### Task brief
Return all of the data exactly as written, without the pictures.

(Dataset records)

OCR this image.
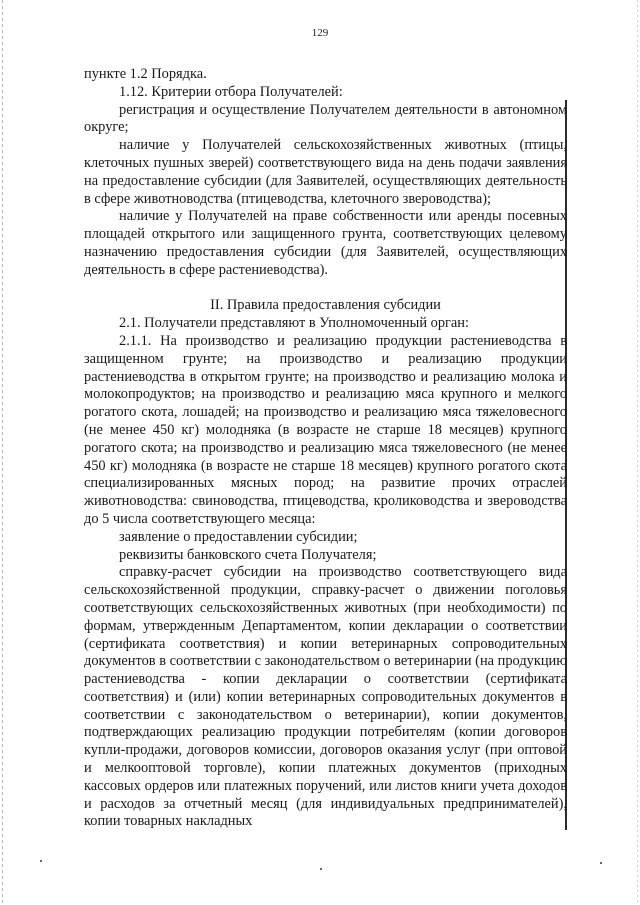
129

пункте 1.2 Порядка.

1.12. Критерии отбора Получателей:

регистрация и осуществление Получателем деятельности в автономном округе;

наличие у Получателей сельскохозяйственных животных (птицы, клеточных пушных зверей) соответствующего вида на день подачи заявления на предоставление субсидии (для Заявителей, осуществляющих деятельность в сфере животноводства (птицеводства, клеточного звероводства);

наличие у Получателей на праве собственности или аренды посевных площадей открытого или защищенного грунта, соответствующих целевому назначению предоставления субсидии (для Заявителей, осуществляющих деятельность в сфере растениеводства).

II. Правила предоставления субсидии

2.1. Получатели представляют в Уполномоченный орган:

2.1.1. На производство и реализацию продукции растениеводства в защищенном грунте; на производство и реализацию продукции растениеводства в открытом грунте; на производство и реализацию молока и молокопродуктов; на производство и реализацию мяса крупного и мелкого рогатого скота, лошадей; на производство и реализацию мяса тяжеловесного (не менее 450 кг) молодняка (в возрасте не старше 18 месяцев) крупного рогатого скота; на производство и реализацию мяса тяжеловесного (не менее 450 кг) молодняка (в возрасте не старше 18 месяцев) крупного рогатого скота специализированных мясных пород; на развитие прочих отраслей животноводства: свиноводства, птицеводства, кролиководства и звероводства до 5 числа соответствующего месяца:

заявление о предоставлении субсидии;

реквизиты банковского счета Получателя;

справку-расчет субсидии на производство соответствующего вида сельскохозяйственной продукции, справку-расчет о движении поголовья соответствующих сельскохозяйственных животных (при необходимости) по формам, утвержденным Департаментом, копии декларации о соответствии (сертификата соответствия) и копии ветеринарных сопроводительных документов в соответствии с законодательством о ветеринарии (на продукцию растениеводства - копии декларации о соответствии (сертификата соответствия) и (или) копии ветеринарных сопроводительных документов в соответствии с законодательством о ветеринарии), копии документов, подтверждающих реализацию продукции потребителям (копии договоров купли-продажи, договоров комиссии, договоров оказания услуг (при оптовой и мелкооптовой торговле), копии платежных документов (приходных кассовых ордеров или платежных поручений, или листов книги учета доходов и расходов за отчетный месяц (для индивидуальных предпринимателей), копии товарных накладных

### Expected answer
OCR this image.
129

пункте 1.2 Порядка.

1.12. Критерии отбора Получателей:

регистрация и осуществление Получателем деятельности в автономном округе;

наличие у Получателей сельскохозяйственных животных (птицы, клеточных пушных зверей) соответствующего вида на день подачи заявления на предоставление субсидии (для Заявителей, осуществляющих деятельность в сфере животноводства (птицеводства, клеточного звероводства);

наличие у Получателей на праве собственности или аренды посевных площадей открытого или защищенного грунта, соответствующих целевому назначению предоставления субсидии (для Заявителей, осуществляющих деятельность в сфере растениеводства).

II. Правила предоставления субсидии

2.1. Получатели представляют в Уполномоченный орган:

2.1.1. На производство и реализацию продукции растениеводства в защищенном грунте; на производство и реализацию продукции растениеводства в открытом грунте; на производство и реализацию молока и молокопродуктов; на производство и реализацию мяса крупного и мелкого рогатого скота, лошадей; на производство и реализацию мяса тяжеловесного (не менее 450 кг) молодняка (в возрасте не старше 18 месяцев) крупного рогатого скота; на производство и реализацию мяса тяжеловесного (не менее 450 кг) молодняка (в возрасте не старше 18 месяцев) крупного рогатого скота специализированных мясных пород; на развитие прочих отраслей животноводства: свиноводства, птицеводства, кролиководства и звероводства до 5 числа соответствующего месяца:

заявление о предоставлении субсидии;

реквизиты банковского счета Получателя;

справку-расчет субсидии на производство соответствующего вида сельскохозяйственной продукции, справку-расчет о движении поголовья соответствующих сельскохозяйственных животных (при необходимости) по формам, утвержденным Департаментом, копии декларации о соответствии (сертификата соответствия) и копии ветеринарных сопроводительных документов в соответствии с законодательством о ветеринарии (на продукцию растениеводства - копии декларации о соответствии (сертификата соответствия) и (или) копии ветеринарных сопроводительных документов в соответствии с законодательством о ветеринарии), копии документов, подтверждающих реализацию продукции потребителям (копии договоров купли-продажи, договоров комиссии, договоров оказания услуг (при оптовой и мелкооптовой торговле), копии платежных документов (приходных кассовых ордеров или платежных поручений, или листов книги учета доходов и расходов за отчетный месяц (для индивидуальных предпринимателей), копии товарных накладных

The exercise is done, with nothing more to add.